*WRITTEN INSTRUCTION*: Repeat each record below exactly as given.

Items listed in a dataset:
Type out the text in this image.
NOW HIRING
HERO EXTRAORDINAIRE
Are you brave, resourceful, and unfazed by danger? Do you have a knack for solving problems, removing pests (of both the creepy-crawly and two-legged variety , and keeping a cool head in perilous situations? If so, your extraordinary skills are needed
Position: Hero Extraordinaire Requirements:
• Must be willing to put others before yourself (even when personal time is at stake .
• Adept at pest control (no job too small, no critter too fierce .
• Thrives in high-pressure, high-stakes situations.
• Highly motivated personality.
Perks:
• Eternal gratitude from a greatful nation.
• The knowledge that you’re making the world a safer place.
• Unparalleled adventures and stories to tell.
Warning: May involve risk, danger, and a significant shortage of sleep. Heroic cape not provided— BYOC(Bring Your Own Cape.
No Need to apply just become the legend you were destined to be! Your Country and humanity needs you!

*EXERCISE OUTPUT*:
Type out the text in this image.
NOW HIRING
HERO EXTRAORDINAIRE
Are you brave, resourceful, and unfazed by danger? Do you have a knack for solving problems, removing pests (of both the creepy-crawly and two-legged variety , and keeping a cool head in perilous situations? If so, your extraordinary skills are needed
Position: Hero Extraordinaire Requirements:
• Must be willing to put others before yourself (even when personal time is at stake .
• Adept at pest control (no job too small, no critter too fierce .
• Thrives in high-pressure, high-stakes situations.
• Highly motivated personality.
Perks:
• Eternal gratitude from a greatful nation.
• The knowledge that you’re making the world a safer place.
• Unparalleled adventures and stories to tell.
Warning: May involve risk, danger, and a significant shortage of sleep. Heroic cape not provided— BYOC(Bring Your Own Cape.
No Need to apply just become the legend you were destined to be! Your Country and humanity needs you!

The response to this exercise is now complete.